# [What the task requires]
Count every line in the entries that follow where the word "back" appears, then state only the total.

# [Data to process]
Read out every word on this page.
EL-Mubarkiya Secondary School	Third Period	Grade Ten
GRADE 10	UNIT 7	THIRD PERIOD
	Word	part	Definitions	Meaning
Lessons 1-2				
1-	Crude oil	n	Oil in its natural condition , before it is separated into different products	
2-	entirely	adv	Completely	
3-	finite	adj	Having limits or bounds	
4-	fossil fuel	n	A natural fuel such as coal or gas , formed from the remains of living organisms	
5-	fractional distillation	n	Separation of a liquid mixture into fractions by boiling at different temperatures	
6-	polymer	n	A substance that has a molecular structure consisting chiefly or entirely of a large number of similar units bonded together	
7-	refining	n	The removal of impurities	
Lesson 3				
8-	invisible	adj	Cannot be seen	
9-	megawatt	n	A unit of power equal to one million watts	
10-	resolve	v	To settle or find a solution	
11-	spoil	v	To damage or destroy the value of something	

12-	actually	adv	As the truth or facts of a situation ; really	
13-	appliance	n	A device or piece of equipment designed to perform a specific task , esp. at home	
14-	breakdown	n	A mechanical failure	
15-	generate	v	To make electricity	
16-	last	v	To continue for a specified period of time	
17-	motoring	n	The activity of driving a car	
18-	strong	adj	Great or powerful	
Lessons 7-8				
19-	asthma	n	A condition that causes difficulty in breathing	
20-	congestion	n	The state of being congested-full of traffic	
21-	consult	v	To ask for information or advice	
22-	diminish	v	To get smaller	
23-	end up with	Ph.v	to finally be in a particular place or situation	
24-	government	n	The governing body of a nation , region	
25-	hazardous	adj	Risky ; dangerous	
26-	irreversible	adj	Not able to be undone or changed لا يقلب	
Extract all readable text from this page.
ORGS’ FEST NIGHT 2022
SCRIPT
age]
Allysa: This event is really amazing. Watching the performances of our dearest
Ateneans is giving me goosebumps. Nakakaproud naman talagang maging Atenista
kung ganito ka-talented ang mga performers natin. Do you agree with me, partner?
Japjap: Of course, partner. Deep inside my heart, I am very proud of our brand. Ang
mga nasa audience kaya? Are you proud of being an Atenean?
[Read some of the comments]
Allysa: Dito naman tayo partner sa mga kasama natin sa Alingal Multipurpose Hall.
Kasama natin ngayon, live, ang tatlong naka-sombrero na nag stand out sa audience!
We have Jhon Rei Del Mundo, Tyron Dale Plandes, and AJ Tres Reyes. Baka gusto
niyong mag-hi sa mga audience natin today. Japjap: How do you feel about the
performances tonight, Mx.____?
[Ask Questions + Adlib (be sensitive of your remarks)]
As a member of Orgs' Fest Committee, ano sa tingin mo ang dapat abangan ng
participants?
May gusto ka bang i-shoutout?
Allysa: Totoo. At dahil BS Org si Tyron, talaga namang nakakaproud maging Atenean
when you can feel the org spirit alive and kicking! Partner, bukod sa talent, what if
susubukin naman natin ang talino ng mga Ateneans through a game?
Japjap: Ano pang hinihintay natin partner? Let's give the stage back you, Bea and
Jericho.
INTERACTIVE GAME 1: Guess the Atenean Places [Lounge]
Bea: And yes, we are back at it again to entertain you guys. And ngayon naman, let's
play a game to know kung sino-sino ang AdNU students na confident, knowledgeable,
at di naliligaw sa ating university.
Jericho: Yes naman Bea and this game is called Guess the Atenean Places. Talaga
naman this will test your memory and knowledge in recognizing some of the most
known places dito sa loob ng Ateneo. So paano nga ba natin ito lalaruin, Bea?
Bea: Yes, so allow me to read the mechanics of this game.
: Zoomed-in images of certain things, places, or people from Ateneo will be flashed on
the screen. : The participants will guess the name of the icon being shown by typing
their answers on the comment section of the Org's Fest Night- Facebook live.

# [Task response]
2